**EXERCISE DATA:**
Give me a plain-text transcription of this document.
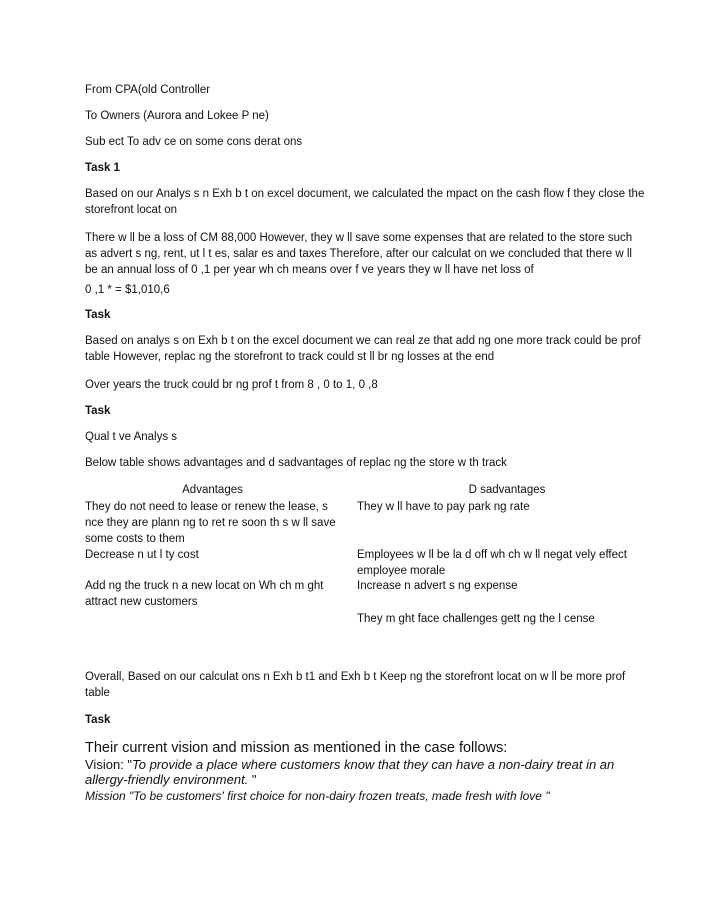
From CPA(old Controller

To Owners (Aurora and Lokee P ne)

Sub ect To adv ce on some cons derat ons

Task 1

Based on our Analys s n Exh b t on excel document, we calculated the mpact on the cash flow f they close the storefront locat on

There w ll be a loss of CM 88,000 However, they w ll save some expenses that are related to the store such as advert s ng, rent, ut l t es, salar es and taxes Therefore, after our calculat on we concluded that there w ll be an annual loss of 0 ,1 per year wh ch means over f ve years they w ll have net loss of

0 ,1 * = $1,010,6

Task

Based on analys s on Exh b t on the excel document we can real ze that add ng one more track could be prof table However, replac ng the storefront to track could st ll br ng losses at the end

Over years the truck could br ng prof t from 8 , 0 to 1, 0 ,8

Task

Qual t ve Analys s

Below table shows advantages and d sadvantages of replac ng the store w th track

Advantages	D sadvantages

They do not need to lease or renew the lease, s nce they are plann ng to ret re soon th s w ll save some costs to them

Decrease n ut l ty cost

Add ng the truck n a new locat on Wh ch m ght attract new customers

They w ll have to pay park ng rate

Employees w ll be la d off wh ch w ll negat vely effect employee morale

Increase n advert s ng expense

They m ght face challenges gett ng the l cense

Overall, Based on our calculat ons n Exh b t1 and Exh b t Keep ng the storefront locat on w ll be more prof table

Task

Their current vision and mission as mentioned in the case follows:

Vision: "To provide a place where customers know that they can have a non-dairy treat in an allergy-friendly environment. "

Mission "To be customers' first choice for non-dairy frozen treats, made fresh with love "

**GIVEN TASK:** Take each line of the material that contains the word "have" and list it.

**WRITTEN SOLUTION:**
There w ll be a loss of CM 88,000 However, they w ll save some expenses that are related to the store such as advert s ng, rent, ut l t es, salar es and taxes Therefore, after our calculat on we concluded that there w ll be an annual loss of 0 ,1 per year wh ch means over f ve years they w ll have net loss of
They w ll have to pay park ng rate
Vision: "To provide a place where customers know that they can have a non-dairy treat in an allergy-friendly environment. "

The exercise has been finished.